• Work to complete: Everything in the listing should be restated word for word.

--- Start ---

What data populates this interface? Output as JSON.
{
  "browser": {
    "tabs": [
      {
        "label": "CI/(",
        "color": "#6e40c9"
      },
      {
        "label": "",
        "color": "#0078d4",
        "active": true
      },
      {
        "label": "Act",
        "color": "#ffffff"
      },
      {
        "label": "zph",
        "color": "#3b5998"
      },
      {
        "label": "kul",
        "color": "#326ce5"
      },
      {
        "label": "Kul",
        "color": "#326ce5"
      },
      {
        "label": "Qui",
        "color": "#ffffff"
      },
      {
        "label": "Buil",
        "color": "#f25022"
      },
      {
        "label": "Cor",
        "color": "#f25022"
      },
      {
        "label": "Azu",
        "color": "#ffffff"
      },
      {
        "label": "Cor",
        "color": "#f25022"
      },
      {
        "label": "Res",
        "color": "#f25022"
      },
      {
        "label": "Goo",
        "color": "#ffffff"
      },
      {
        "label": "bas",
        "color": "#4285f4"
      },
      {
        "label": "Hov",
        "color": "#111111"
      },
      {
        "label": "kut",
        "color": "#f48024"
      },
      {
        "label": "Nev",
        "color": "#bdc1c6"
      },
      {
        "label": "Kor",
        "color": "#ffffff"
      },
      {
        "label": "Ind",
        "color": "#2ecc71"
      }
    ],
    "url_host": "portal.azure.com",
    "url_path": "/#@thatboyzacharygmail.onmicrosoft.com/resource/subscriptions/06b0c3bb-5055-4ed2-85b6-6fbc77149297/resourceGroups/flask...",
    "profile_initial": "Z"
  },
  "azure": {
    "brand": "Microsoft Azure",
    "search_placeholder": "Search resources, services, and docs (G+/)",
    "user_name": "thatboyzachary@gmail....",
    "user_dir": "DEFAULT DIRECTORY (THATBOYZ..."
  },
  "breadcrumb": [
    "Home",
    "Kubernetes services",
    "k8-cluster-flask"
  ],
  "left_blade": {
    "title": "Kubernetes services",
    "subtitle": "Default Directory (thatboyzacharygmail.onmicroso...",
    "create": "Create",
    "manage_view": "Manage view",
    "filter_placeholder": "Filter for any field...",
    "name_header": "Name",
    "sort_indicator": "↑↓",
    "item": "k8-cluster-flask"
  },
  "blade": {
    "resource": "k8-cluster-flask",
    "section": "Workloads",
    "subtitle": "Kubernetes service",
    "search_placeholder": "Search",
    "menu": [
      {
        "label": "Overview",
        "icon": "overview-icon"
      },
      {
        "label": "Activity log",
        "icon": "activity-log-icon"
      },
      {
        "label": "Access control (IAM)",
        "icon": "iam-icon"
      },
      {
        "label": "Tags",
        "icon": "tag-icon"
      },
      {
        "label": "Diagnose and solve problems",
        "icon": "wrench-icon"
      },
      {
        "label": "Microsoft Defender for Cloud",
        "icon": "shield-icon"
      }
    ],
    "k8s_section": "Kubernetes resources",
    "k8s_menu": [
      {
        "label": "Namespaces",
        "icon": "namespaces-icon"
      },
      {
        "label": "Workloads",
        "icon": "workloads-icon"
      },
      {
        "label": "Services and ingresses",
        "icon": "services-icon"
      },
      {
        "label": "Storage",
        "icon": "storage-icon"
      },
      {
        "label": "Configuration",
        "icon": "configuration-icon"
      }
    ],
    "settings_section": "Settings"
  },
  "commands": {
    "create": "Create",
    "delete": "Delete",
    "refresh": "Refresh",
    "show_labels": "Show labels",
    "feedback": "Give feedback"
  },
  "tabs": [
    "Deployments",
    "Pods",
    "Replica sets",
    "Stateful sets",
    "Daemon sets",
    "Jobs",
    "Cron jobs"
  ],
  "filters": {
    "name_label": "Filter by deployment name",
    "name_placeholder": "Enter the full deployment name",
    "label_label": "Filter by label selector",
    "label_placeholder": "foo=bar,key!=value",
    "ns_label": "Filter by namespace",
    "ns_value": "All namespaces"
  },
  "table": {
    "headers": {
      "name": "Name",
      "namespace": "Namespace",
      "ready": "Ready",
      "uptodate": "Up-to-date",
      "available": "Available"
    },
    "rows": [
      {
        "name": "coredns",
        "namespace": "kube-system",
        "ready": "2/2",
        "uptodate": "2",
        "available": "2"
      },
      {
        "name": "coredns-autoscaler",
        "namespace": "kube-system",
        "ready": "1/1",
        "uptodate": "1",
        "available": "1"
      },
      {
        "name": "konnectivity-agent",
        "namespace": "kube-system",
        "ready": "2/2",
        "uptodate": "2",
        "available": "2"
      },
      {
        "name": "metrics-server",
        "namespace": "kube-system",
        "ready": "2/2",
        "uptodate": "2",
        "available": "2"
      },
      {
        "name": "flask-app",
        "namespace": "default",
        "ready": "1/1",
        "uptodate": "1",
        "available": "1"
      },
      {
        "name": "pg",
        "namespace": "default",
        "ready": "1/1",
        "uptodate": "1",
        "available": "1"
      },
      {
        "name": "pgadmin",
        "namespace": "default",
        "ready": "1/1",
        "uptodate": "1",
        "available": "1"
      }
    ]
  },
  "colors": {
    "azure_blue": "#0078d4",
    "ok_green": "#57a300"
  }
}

--- End ---

• Response:
What data populates this interface? Output as JSON.
{
  "browser": {
    "tabs": [
      {
        "label": "CI/(",
        "color": "#6e40c9"
      },
      {
        "label": "",
        "color": "#0078d4",
        "active": true
      },
      {
        "label": "Act",
        "color": "#ffffff"
      },
      {
        "label": "zph",
        "color": "#3b5998"
      },
      {
        "label": "kul",
        "color": "#326ce5"
      },
      {
        "label": "Kul",
        "color": "#326ce5"
      },
      {
        "label": "Qui",
        "color": "#ffffff"
      },
      {
        "label": "Buil",
        "color": "#f25022"
      },
      {
        "label": "Cor",
        "color": "#f25022"
      },
      {
        "label": "Azu",
        "color": "#ffffff"
      },
      {
        "label": "Cor",
        "color": "#f25022"
      },
      {
        "label": "Res",
        "color": "#f25022"
      },
      {
        "label": "Goo",
        "color": "#ffffff"
      },
      {
        "label": "bas",
        "color": "#4285f4"
      },
      {
        "label": "Hov",
        "color": "#111111"
      },
      {
        "label": "kut",
        "color": "#f48024"
      },
      {
        "label": "Nev",
        "color": "#bdc1c6"
      },
      {
        "label": "Kor",
        "color": "#ffffff"
      },
      {
        "label": "Ind",
        "color": "#2ecc71"
      }
    ],
    "url_host": "portal.azure.com",
    "url_path": "/#@thatboyzacharygmail.onmicrosoft.com/resource/subscriptions/06b0c3bb-5055-4ed2-85b6-6fbc77149297/resourceGroups/flask...",
    "profile_initial": "Z"
  },
  "azure": {
    "brand": "Microsoft Azure",
    "search_placeholder": "Search resources, services, and docs (G+/)",
    "user_name": "thatboyzachary@gmail....",
    "user_dir": "DEFAULT DIRECTORY (THATBOYZ..."
  },
  "breadcrumb": [
    "Home",
    "Kubernetes services",
    "k8-cluster-flask"
  ],
  "left_blade": {
    "title": "Kubernetes services",
    "subtitle": "Default Directory (thatboyzacharygmail.onmicroso...",
    "create": "Create",
    "manage_view": "Manage view",
    "filter_placeholder": "Filter for any field...",
    "name_header": "Name",
    "sort_indicator": "↑↓",
    "item": "k8-cluster-flask"
  },
  "blade": {
    "resource": "k8-cluster-flask",
    "section": "Workloads",
    "subtitle": "Kubernetes service",
    "search_placeholder": "Search",
    "menu": [
      {
        "label": "Overview",
        "icon": "overview-icon"
      },
      {
        "label": "Activity log",
        "icon": "activity-log-icon"
      },
      {
        "label": "Access control (IAM)",
        "icon": "iam-icon"
      },
      {
        "label": "Tags",
        "icon": "tag-icon"
      },
      {
        "label": "Diagnose and solve problems",
        "icon": "wrench-icon"
      },
      {
        "label": "Microsoft Defender for Cloud",
        "icon": "shield-icon"
      }
    ],
    "k8s_section": "Kubernetes resources",
    "k8s_menu": [
      {
        "label": "Namespaces",
        "icon": "namespaces-icon"
      },
      {
        "label": "Workloads",
        "icon": "workloads-icon"
      },
      {
        "label": "Services and ingresses",
        "icon": "services-icon"
      },
      {
        "label": "Storage",
        "icon": "storage-icon"
      },
      {
        "label": "Configuration",
        "icon": "configuration-icon"
      }
    ],
    "settings_section": "Settings"
  },
  "commands": {
    "create": "Create",
    "delete": "Delete",
    "refresh": "Refresh",
    "show_labels": "Show labels",
    "feedback": "Give feedback"
  },
  "tabs": [
    "Deployments",
    "Pods",
    "Replica sets",
    "Stateful sets",
    "Daemon sets",
    "Jobs",
    "Cron jobs"
  ],
  "filters": {
    "name_label": "Filter by deployment name",
    "name_placeholder": "Enter the full deployment name",
    "label_label": "Filter by label selector",
    "label_placeholder": "foo=bar,key!=value",
    "ns_label": "Filter by namespace",
    "ns_value": "All namespaces"
  },
  "table": {
    "headers": {
      "name": "Name",
      "namespace": "Namespace",
      "ready": "Ready",
      "uptodate": "Up-to-date",
      "available": "Available"
    },
    "rows": [
      {
        "name": "coredns",
        "namespace": "kube-system",
        "ready": "2/2",
        "uptodate": "2",
        "available": "2"
      },
      {
        "name": "coredns-autoscaler",
        "namespace": "kube-system",
        "ready": "1/1",
        "uptodate": "1",
        "available": "1"
      },
      {
        "name": "konnectivity-agent",
        "namespace": "kube-system",
        "ready": "2/2",
        "uptodate": "2",
        "available": "2"
      },
      {
        "name": "metrics-server",
        "namespace": "kube-system",
        "ready": "2/2",
        "uptodate": "2",
        "available": "2"
      },
      {
        "name": "flask-app",
        "namespace": "default",
        "ready": "1/1",
        "uptodate": "1",
        "available": "1"
      },
      {
        "name": "pg",
        "namespace": "default",
        "ready": "1/1",
        "uptodate": "1",
        "available": "1"
      },
      {
        "name": "pgadmin",
        "namespace": "default",
        "ready": "1/1",
        "uptodate": "1",
        "available": "1"
      }
    ]
  },
  "colors": {
    "azure_blue": "#0078d4",
    "ok_green": "#57a300"
  }
}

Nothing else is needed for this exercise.